Each record below is to be copied word for word, with pictures removed.

+++++

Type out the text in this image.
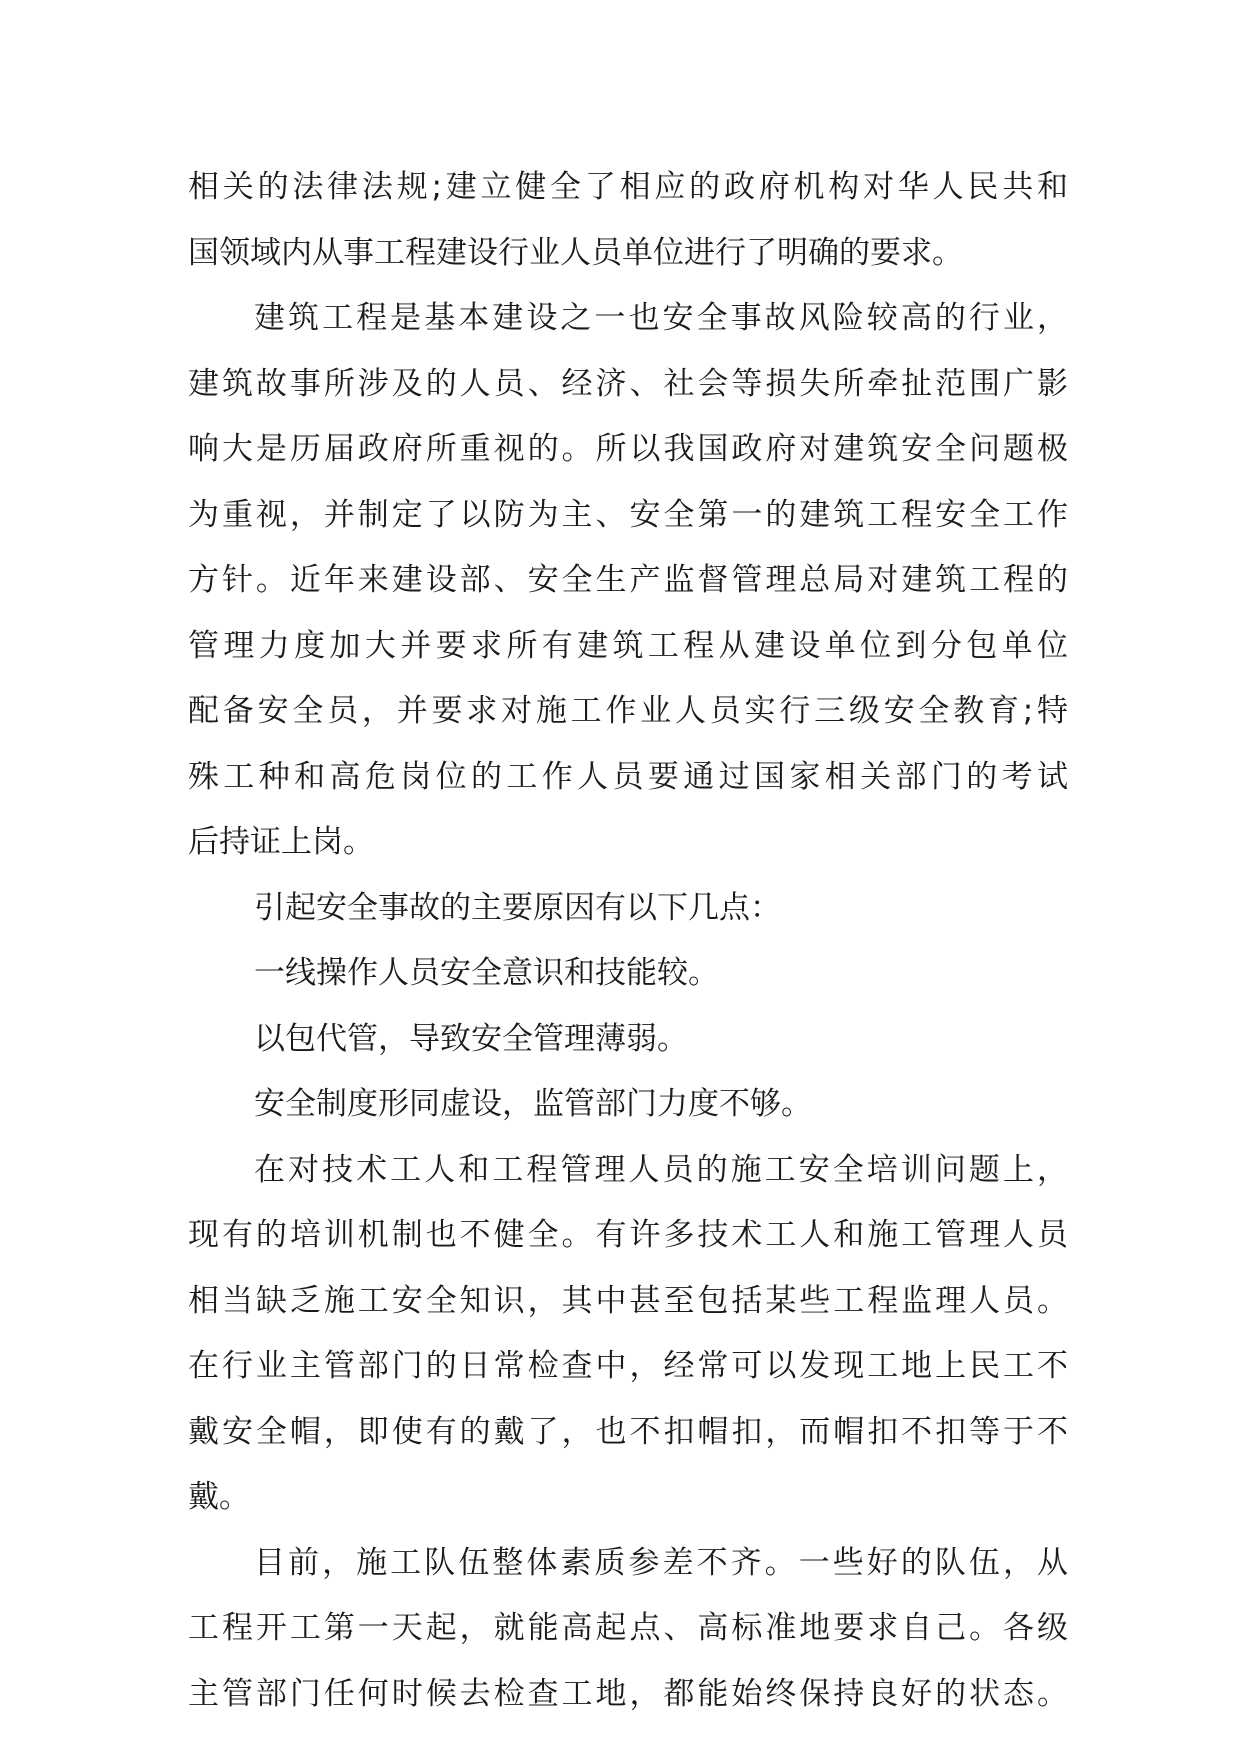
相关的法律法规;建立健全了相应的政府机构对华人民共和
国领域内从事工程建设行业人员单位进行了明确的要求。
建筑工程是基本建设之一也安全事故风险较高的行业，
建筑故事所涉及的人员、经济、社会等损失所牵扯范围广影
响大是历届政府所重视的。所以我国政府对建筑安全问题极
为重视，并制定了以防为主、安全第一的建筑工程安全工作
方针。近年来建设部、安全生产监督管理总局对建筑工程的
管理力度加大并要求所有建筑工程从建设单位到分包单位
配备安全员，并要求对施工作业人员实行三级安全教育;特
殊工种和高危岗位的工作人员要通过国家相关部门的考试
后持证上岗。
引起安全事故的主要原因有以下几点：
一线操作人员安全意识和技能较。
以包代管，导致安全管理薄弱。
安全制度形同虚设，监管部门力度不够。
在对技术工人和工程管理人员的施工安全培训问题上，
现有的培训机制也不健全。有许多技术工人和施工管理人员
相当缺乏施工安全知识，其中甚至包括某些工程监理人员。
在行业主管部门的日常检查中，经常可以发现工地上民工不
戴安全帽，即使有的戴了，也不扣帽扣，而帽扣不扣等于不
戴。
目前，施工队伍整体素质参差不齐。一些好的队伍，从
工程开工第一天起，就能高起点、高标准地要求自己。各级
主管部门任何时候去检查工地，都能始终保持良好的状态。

+++++

SOLUTION FOR THIS TASK:
Type out the text in this image.
相关的法律法规;建立健全了相应的政府机构对华人民共和
国领域内从事工程建设行业人员单位进行了明确的要求。
建筑工程是基本建设之一也安全事故风险较高的行业，
建筑故事所涉及的人员、经济、社会等损失所牵扯范围广影
响大是历届政府所重视的。所以我国政府对建筑安全问题极
为重视，并制定了以防为主、安全第一的建筑工程安全工作
方针。近年来建设部、安全生产监督管理总局对建筑工程的
管理力度加大并要求所有建筑工程从建设单位到分包单位
配备安全员，并要求对施工作业人员实行三级安全教育;特
殊工种和高危岗位的工作人员要通过国家相关部门的考试
后持证上岗。
引起安全事故的主要原因有以下几点：
一线操作人员安全意识和技能较。
以包代管，导致安全管理薄弱。
安全制度形同虚设，监管部门力度不够。
在对技术工人和工程管理人员的施工安全培训问题上，
现有的培训机制也不健全。有许多技术工人和施工管理人员
相当缺乏施工安全知识，其中甚至包括某些工程监理人员。
在行业主管部门的日常检查中，经常可以发现工地上民工不
戴安全帽，即使有的戴了，也不扣帽扣，而帽扣不扣等于不
戴。
目前，施工队伍整体素质参差不齐。一些好的队伍，从
工程开工第一天起，就能高起点、高标准地要求自己。各级
主管部门任何时候去检查工地，都能始终保持良好的状态。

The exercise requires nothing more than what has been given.